# Short problem
Extract each line of the data below exactly as written.

=== Supplied material ===

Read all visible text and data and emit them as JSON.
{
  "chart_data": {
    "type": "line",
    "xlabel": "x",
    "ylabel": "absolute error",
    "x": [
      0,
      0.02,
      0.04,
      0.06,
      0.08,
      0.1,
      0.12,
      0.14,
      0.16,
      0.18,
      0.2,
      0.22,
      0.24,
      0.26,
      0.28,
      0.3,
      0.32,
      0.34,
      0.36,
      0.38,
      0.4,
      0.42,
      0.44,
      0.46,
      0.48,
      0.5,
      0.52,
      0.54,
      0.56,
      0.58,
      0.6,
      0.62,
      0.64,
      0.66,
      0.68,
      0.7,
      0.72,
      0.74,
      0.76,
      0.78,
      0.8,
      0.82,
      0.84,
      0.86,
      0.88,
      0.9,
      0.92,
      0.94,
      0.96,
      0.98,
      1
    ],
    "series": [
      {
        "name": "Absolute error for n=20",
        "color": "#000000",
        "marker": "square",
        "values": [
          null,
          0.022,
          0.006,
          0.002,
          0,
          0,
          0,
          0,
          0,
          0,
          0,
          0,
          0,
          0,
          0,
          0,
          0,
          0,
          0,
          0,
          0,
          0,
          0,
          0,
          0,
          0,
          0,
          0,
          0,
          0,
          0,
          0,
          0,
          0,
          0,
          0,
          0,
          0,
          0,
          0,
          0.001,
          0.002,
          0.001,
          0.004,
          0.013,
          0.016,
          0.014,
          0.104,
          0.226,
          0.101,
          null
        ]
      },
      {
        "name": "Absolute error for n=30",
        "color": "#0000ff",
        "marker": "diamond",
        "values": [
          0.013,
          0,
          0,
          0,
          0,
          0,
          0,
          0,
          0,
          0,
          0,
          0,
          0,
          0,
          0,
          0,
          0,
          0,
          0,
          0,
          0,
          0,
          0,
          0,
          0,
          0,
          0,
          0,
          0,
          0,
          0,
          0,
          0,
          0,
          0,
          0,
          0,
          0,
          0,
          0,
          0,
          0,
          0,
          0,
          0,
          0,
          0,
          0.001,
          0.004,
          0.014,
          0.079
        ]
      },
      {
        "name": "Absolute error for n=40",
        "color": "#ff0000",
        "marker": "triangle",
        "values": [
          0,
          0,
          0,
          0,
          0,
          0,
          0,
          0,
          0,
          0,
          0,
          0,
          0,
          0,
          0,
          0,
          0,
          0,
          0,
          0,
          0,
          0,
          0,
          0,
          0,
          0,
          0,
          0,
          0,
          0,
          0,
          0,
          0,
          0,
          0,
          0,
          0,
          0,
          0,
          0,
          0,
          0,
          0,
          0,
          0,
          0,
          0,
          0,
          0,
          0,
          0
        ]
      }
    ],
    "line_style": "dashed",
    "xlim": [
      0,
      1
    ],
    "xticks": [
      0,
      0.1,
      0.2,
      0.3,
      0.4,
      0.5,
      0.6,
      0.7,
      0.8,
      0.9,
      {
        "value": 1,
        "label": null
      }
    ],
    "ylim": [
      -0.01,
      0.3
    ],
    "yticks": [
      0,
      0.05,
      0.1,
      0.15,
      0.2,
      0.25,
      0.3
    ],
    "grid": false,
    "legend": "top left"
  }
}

===

# Finished task
Read all visible text and data and emit them as JSON.
{
  "chart_data": {
    "type": "line",
    "xlabel": "x",
    "ylabel": "absolute error",
    "x": [
      0,
      0.02,
      0.04,
      0.06,
      0.08,
      0.1,
      0.12,
      0.14,
      0.16,
      0.18,
      0.2,
      0.22,
      0.24,
      0.26,
      0.28,
      0.3,
      0.32,
      0.34,
      0.36,
      0.38,
      0.4,
      0.42,
      0.44,
      0.46,
      0.48,
      0.5,
      0.52,
      0.54,
      0.56,
      0.58,
      0.6,
      0.62,
      0.64,
      0.66,
      0.68,
      0.7,
      0.72,
      0.74,
      0.76,
      0.78,
      0.8,
      0.82,
      0.84,
      0.86,
      0.88,
      0.9,
      0.92,
      0.94,
      0.96,
      0.98,
      1
    ],
    "series": [
      {
        "name": "Absolute error for n=20",
        "color": "#000000",
        "marker": "square",
        "values": [
          null,
          0.022,
          0.006,
          0.002,
          0,
          0,
          0,
          0,
          0,
          0,
          0,
          0,
          0,
          0,
          0,
          0,
          0,
          0,
          0,
          0,
          0,
          0,
          0,
          0,
          0,
          0,
          0,
          0,
          0,
          0,
          0,
          0,
          0,
          0,
          0,
          0,
          0,
          0,
          0,
          0,
          0.001,
          0.002,
          0.001,
          0.004,
          0.013,
          0.016,
          0.014,
          0.104,
          0.226,
          0.101,
          null
        ]
      },
      {
        "name": "Absolute error for n=30",
        "color": "#0000ff",
        "marker": "diamond",
        "values": [
          0.013,
          0,
          0,
          0,
          0,
          0,
          0,
          0,
          0,
          0,
          0,
          0,
          0,
          0,
          0,
          0,
          0,
          0,
          0,
          0,
          0,
          0,
          0,
          0,
          0,
          0,
          0,
          0,
          0,
          0,
          0,
          0,
          0,
          0,
          0,
          0,
          0,
          0,
          0,
          0,
          0,
          0,
          0,
          0,
          0,
          0,
          0,
          0.001,
          0.004,
          0.014,
          0.079
        ]
      },
      {
        "name": "Absolute error for n=40",
        "color": "#ff0000",
        "marker": "triangle",
        "values": [
          0,
          0,
          0,
          0,
          0,
          0,
          0,
          0,
          0,
          0,
          0,
          0,
          0,
          0,
          0,
          0,
          0,
          0,
          0,
          0,
          0,
          0,
          0,
          0,
          0,
          0,
          0,
          0,
          0,
          0,
          0,
          0,
          0,
          0,
          0,
          0,
          0,
          0,
          0,
          0,
          0,
          0,
          0,
          0,
          0,
          0,
          0,
          0,
          0,
          0,
          0
        ]
      }
    ],
    "line_style": "dashed",
    "xlim": [
      0,
      1
    ],
    "xticks": [
      0,
      0.1,
      0.2,
      0.3,
      0.4,
      0.5,
      0.6,
      0.7,
      0.8,
      0.9,
      {
        "value": 1,
        "label": null
      }
    ],
    "ylim": [
      -0.01,
      0.3
    ],
    "yticks": [
      0,
      0.05,
      0.1,
      0.15,
      0.2,
      0.25,
      0.3
    ],
    "grid": false,
    "legend": "top left"
  }
}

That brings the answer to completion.